§ STATED GOAL: Could you reproduce the lines from the start of the records up to and including the line that contains "- company-logo: UNIMOT"?

[Start TASK DATA]

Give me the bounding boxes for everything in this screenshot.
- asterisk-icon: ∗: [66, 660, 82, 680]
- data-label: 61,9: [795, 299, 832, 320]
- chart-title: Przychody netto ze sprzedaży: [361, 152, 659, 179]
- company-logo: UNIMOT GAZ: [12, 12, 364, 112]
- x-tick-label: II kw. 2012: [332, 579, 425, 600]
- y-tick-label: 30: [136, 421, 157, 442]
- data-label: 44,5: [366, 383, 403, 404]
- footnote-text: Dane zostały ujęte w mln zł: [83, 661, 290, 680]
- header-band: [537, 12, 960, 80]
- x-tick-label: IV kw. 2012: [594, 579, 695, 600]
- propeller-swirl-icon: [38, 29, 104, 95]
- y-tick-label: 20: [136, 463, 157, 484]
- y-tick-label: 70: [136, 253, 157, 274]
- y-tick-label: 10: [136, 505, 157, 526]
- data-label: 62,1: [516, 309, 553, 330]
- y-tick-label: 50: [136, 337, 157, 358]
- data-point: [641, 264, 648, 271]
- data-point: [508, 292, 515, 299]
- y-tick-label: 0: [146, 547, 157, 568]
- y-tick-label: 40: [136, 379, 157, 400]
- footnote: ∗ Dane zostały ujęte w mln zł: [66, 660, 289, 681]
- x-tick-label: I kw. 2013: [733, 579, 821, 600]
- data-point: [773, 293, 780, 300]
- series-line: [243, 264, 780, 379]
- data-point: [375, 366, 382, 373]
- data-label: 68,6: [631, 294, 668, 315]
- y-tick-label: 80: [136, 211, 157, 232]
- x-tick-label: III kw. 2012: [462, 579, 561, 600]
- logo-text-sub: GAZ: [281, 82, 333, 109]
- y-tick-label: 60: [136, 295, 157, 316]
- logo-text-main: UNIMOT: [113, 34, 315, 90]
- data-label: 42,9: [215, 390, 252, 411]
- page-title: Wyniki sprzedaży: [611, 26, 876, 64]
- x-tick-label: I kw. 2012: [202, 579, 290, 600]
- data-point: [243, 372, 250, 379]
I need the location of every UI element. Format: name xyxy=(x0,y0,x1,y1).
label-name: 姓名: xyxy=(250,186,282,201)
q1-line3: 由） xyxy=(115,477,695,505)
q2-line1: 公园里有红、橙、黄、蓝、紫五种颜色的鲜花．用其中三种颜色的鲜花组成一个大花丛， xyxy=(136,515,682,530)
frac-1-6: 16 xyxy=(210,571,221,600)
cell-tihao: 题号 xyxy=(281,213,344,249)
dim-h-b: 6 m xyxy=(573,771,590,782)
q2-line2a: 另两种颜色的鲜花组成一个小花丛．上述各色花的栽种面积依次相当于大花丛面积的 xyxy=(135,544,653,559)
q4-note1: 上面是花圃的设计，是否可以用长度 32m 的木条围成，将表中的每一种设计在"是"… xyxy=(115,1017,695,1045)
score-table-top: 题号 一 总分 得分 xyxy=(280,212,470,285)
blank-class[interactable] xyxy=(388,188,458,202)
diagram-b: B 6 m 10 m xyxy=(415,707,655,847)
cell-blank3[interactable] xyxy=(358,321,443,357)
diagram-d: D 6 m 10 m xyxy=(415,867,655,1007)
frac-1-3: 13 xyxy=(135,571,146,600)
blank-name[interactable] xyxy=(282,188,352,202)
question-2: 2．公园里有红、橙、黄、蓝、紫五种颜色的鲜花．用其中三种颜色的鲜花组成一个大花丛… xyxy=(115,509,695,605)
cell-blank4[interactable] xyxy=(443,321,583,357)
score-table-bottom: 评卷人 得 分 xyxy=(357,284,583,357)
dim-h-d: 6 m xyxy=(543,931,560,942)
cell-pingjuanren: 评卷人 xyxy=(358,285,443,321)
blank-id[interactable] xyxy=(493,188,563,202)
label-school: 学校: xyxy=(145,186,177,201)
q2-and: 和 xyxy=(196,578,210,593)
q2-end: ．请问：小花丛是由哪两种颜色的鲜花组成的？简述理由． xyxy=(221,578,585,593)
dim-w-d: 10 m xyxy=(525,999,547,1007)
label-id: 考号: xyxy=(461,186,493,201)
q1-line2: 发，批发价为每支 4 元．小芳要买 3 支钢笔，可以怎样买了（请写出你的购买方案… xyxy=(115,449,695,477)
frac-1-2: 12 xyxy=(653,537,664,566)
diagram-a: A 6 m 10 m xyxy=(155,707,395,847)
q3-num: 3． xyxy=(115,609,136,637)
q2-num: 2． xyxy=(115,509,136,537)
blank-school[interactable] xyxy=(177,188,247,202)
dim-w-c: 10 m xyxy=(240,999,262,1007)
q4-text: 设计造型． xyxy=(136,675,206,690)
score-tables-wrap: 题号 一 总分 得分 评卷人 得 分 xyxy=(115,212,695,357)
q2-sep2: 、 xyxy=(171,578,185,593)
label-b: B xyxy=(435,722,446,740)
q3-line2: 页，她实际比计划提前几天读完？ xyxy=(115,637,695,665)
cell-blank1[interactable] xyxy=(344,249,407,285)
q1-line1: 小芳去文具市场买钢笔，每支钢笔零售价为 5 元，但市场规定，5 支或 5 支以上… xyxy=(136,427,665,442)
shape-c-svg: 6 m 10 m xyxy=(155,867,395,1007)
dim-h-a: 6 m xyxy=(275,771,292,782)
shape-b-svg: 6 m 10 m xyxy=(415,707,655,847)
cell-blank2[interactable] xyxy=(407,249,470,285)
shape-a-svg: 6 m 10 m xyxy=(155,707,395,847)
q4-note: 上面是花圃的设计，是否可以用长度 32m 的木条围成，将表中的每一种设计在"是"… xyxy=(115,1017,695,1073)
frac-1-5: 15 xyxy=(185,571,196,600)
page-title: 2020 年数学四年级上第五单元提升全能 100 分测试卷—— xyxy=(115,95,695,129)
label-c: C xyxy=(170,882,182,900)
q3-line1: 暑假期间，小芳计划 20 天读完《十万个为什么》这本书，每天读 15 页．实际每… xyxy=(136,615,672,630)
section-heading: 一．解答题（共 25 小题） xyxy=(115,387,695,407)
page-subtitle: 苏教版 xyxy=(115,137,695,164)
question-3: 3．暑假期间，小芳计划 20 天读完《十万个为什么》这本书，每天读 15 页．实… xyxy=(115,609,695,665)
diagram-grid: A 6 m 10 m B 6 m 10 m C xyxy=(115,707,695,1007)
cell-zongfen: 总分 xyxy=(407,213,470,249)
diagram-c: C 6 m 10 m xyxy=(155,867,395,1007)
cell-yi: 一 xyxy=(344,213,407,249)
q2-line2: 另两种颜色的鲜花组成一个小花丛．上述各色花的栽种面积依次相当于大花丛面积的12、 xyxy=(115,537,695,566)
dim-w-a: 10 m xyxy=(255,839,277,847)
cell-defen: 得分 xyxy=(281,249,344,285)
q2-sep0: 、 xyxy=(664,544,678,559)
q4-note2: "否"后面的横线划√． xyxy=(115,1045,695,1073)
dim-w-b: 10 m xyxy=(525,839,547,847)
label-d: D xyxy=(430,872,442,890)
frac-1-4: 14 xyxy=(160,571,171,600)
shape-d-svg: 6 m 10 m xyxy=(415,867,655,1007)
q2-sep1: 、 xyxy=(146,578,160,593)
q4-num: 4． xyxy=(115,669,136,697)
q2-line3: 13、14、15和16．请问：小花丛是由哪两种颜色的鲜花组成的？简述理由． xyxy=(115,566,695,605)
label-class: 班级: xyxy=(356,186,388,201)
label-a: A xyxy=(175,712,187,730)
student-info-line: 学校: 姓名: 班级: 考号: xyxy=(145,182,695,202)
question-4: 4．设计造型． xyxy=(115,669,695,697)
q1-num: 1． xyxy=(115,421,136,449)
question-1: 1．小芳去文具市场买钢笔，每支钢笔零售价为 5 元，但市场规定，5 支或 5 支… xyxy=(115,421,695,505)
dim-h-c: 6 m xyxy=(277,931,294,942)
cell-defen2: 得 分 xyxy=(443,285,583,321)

[End TASK DATA]

§ FINISHED EXERCISE:
Give me the bounding boxes for everything in this screenshot.
- asterisk-icon: ∗: [66, 660, 82, 680]
- data-label: 61,9: [795, 299, 832, 320]
- chart-title: Przychody netto ze sprzedaży: [361, 152, 659, 179]
- company-logo: UNIMOT GAZ: [12, 12, 364, 112]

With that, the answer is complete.